__Exercise aim__:
In full and without alteration, give the listing again.

__Supplied records__:
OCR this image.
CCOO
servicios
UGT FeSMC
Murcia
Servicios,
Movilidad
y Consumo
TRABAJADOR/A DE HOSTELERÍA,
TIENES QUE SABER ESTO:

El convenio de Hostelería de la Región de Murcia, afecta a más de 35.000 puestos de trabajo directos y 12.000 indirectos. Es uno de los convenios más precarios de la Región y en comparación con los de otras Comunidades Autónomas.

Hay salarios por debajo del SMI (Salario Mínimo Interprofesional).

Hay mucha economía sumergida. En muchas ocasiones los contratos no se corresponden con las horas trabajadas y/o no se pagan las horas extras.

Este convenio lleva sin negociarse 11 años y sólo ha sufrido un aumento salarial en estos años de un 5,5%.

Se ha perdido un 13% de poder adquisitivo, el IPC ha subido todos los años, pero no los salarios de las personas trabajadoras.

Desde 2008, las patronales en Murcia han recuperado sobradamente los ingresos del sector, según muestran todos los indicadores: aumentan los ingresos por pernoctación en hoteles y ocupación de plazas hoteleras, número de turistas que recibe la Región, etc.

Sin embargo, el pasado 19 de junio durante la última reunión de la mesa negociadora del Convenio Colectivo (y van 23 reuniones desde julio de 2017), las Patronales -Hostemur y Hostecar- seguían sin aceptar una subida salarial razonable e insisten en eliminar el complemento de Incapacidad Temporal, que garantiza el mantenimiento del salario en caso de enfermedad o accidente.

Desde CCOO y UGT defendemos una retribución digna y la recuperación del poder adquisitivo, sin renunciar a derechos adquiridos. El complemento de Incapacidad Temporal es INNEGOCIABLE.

__Full output__:
OCR this image.
CCOO
servicios
UGT FeSMC
Murcia
Servicios,
Movilidad
y Consumo
TRABAJADOR/A DE HOSTELERÍA,
TIENES QUE SABER ESTO:

El convenio de Hostelería de la Región de Murcia, afecta a más de 35.000 puestos de trabajo directos y 12.000 indirectos. Es uno de los convenios más precarios de la Región y en comparación con los de otras Comunidades Autónomas.

Hay salarios por debajo del SMI (Salario Mínimo Interprofesional).

Hay mucha economía sumergida. En muchas ocasiones los contratos no se corresponden con las horas trabajadas y/o no se pagan las horas extras.

Este convenio lleva sin negociarse 11 años y sólo ha sufrido un aumento salarial en estos años de un 5,5%.

Se ha perdido un 13% de poder adquisitivo, el IPC ha subido todos los años, pero no los salarios de las personas trabajadoras.

Desde 2008, las patronales en Murcia han recuperado sobradamente los ingresos del sector, según muestran todos los indicadores: aumentan los ingresos por pernoctación en hoteles y ocupación de plazas hoteleras, número de turistas que recibe la Región, etc.

Sin embargo, el pasado 19 de junio durante la última reunión de la mesa negociadora del Convenio Colectivo (y van 23 reuniones desde julio de 2017), las Patronales -Hostemur y Hostecar- seguían sin aceptar una subida salarial razonable e insisten en eliminar el complemento de Incapacidad Temporal, que garantiza el mantenimiento del salario en caso de enfermedad o accidente.

Desde CCOO y UGT defendemos una retribución digna y la recuperación del poder adquisitivo, sin renunciar a derechos adquiridos. El complemento de Incapacidad Temporal es INNEGOCIABLE.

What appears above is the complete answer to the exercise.